** Start of Listed records **
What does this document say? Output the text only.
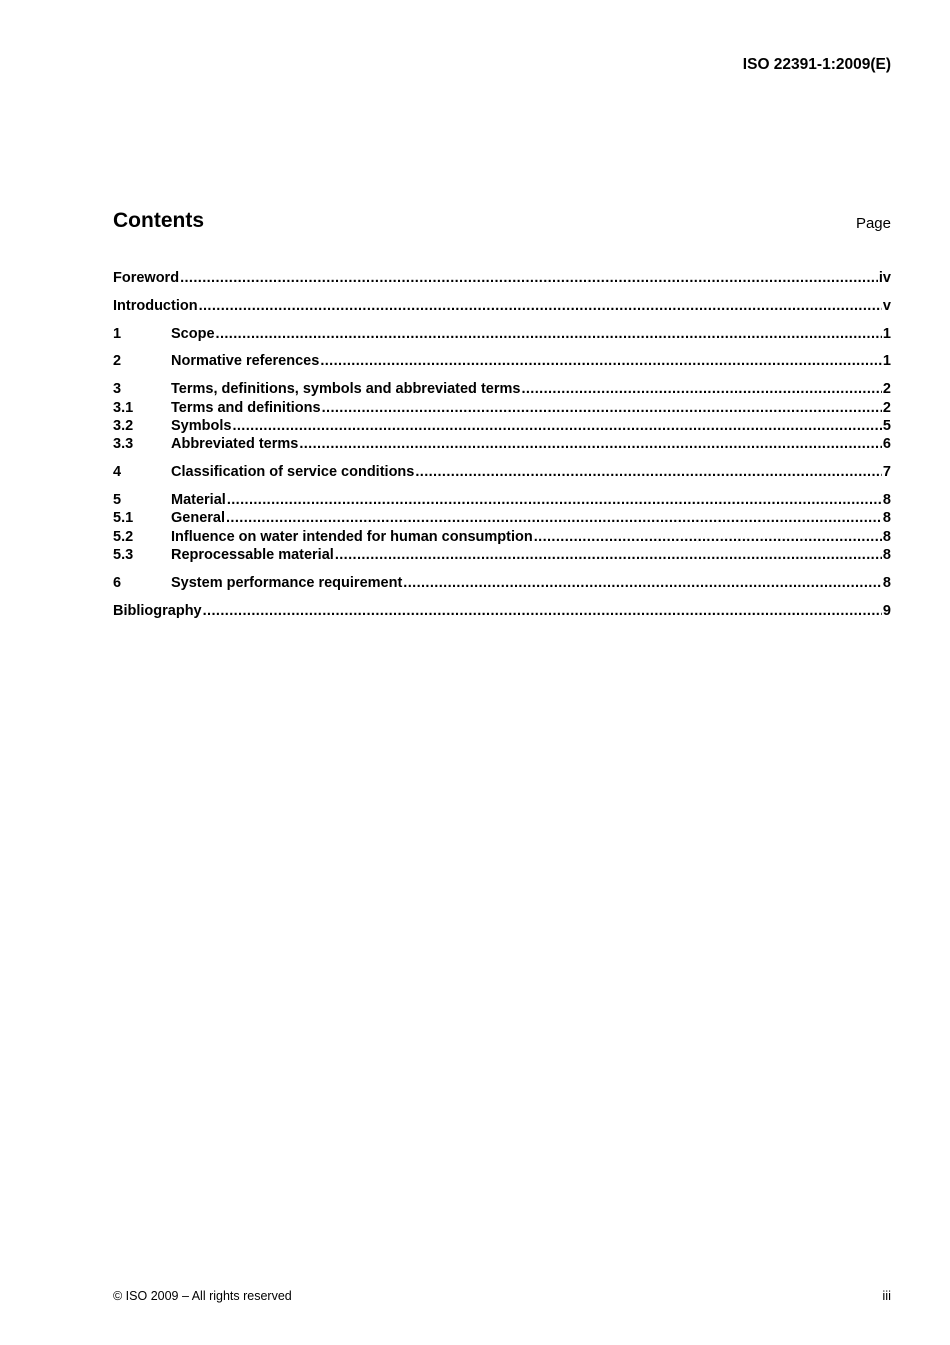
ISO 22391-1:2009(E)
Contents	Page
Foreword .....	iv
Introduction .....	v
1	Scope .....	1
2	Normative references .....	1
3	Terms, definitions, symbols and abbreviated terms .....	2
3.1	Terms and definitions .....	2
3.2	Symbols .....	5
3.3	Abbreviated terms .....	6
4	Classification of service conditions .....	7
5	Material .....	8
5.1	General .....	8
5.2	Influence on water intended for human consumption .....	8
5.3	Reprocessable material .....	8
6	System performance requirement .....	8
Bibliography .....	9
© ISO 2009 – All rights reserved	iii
** End of Listed records **
Without including the pictures, reproduce all entries exactly.

What does this document say? Output the text only.
ISO 22391-1:2009(E)
Contents	Page
Foreword .....	iv
Introduction .....	v
1	Scope .....	1
2	Normative references .....	1
3	Terms, definitions, symbols and abbreviated terms .....	2
3.1	Terms and definitions .....	2
3.2	Symbols .....	5
3.3	Abbreviated terms .....	6
4	Classification of service conditions .....	7
5	Material .....	8
5.1	General .....	8
5.2	Influence on water intended for human consumption .....	8
5.3	Reprocessable material .....	8
6	System performance requirement .....	8
Bibliography .....	9
© ISO 2009 – All rights reserved	iii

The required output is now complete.